Tell me how many lines in the data below hold the string "Study", and say nothing else.

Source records
>>>>

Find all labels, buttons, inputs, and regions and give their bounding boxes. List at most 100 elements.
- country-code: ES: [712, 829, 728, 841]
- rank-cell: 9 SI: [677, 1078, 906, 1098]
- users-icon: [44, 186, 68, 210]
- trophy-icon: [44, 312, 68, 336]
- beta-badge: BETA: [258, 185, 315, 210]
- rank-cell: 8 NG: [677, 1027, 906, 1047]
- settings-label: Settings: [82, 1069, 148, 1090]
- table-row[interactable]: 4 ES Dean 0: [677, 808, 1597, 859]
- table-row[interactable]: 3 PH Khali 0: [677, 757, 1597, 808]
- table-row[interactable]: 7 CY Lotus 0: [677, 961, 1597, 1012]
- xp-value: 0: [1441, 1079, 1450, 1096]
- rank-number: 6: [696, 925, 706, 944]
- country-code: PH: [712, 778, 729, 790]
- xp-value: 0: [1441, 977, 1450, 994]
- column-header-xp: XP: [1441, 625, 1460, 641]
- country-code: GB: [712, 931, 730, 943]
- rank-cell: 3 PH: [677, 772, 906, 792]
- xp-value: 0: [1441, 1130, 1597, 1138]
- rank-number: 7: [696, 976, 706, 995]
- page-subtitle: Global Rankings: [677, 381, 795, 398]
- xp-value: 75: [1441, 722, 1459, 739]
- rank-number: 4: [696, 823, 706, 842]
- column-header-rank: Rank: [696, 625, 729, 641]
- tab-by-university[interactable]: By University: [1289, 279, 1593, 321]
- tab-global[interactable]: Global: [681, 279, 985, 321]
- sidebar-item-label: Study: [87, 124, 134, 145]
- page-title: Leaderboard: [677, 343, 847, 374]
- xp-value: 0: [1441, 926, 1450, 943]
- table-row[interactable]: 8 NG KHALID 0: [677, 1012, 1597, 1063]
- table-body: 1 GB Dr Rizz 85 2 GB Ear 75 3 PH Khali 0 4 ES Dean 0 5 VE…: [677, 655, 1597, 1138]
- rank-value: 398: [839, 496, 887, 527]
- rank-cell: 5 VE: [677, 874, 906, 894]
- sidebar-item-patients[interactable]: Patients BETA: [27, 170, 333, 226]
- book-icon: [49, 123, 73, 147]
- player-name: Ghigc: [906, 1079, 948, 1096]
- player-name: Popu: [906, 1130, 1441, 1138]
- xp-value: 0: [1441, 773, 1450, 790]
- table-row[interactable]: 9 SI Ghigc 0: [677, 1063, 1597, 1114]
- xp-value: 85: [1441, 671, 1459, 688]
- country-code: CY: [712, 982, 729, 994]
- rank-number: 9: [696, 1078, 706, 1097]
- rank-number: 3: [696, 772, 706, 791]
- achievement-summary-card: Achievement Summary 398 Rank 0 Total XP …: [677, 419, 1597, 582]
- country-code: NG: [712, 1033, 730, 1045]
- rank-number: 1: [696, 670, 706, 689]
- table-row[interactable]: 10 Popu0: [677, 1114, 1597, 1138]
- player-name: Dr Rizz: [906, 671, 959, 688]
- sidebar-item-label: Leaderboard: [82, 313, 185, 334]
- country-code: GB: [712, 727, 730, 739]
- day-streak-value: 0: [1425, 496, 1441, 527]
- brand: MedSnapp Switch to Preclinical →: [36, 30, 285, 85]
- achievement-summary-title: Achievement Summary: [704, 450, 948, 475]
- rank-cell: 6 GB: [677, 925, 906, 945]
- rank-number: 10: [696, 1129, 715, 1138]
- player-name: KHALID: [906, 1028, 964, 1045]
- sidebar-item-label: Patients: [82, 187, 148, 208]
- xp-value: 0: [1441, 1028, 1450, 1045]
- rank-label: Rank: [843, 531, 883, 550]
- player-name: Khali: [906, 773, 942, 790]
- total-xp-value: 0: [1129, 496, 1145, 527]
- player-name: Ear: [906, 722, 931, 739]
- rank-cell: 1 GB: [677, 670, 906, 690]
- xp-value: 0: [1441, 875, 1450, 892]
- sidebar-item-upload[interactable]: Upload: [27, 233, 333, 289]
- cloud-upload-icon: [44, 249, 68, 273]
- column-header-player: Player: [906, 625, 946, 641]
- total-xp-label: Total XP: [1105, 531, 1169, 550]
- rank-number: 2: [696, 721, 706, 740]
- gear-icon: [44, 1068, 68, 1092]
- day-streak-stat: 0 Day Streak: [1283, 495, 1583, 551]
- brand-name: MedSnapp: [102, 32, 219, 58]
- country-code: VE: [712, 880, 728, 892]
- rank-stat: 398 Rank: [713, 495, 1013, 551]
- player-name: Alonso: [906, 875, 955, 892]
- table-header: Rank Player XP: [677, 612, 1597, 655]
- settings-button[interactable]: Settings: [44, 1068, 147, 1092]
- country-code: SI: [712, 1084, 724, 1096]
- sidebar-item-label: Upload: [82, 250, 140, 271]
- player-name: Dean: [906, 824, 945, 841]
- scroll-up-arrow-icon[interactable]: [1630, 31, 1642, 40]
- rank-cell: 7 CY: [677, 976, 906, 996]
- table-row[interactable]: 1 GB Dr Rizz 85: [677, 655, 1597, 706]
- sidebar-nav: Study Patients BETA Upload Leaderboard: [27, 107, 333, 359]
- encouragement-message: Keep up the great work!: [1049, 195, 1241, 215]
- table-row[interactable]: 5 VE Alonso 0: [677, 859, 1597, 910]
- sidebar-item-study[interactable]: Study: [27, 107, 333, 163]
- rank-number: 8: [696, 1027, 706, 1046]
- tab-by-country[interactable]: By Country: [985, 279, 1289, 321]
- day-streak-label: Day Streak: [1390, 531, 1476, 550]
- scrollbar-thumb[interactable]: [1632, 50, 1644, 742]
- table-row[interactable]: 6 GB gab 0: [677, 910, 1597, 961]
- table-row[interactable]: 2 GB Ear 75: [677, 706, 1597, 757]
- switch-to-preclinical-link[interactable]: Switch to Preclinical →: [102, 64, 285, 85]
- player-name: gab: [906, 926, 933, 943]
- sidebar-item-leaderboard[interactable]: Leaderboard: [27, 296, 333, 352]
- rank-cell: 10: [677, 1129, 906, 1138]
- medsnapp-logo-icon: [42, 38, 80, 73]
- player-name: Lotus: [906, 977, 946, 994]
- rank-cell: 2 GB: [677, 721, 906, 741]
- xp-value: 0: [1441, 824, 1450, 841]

<<<<

:: Result of this exercise ::
3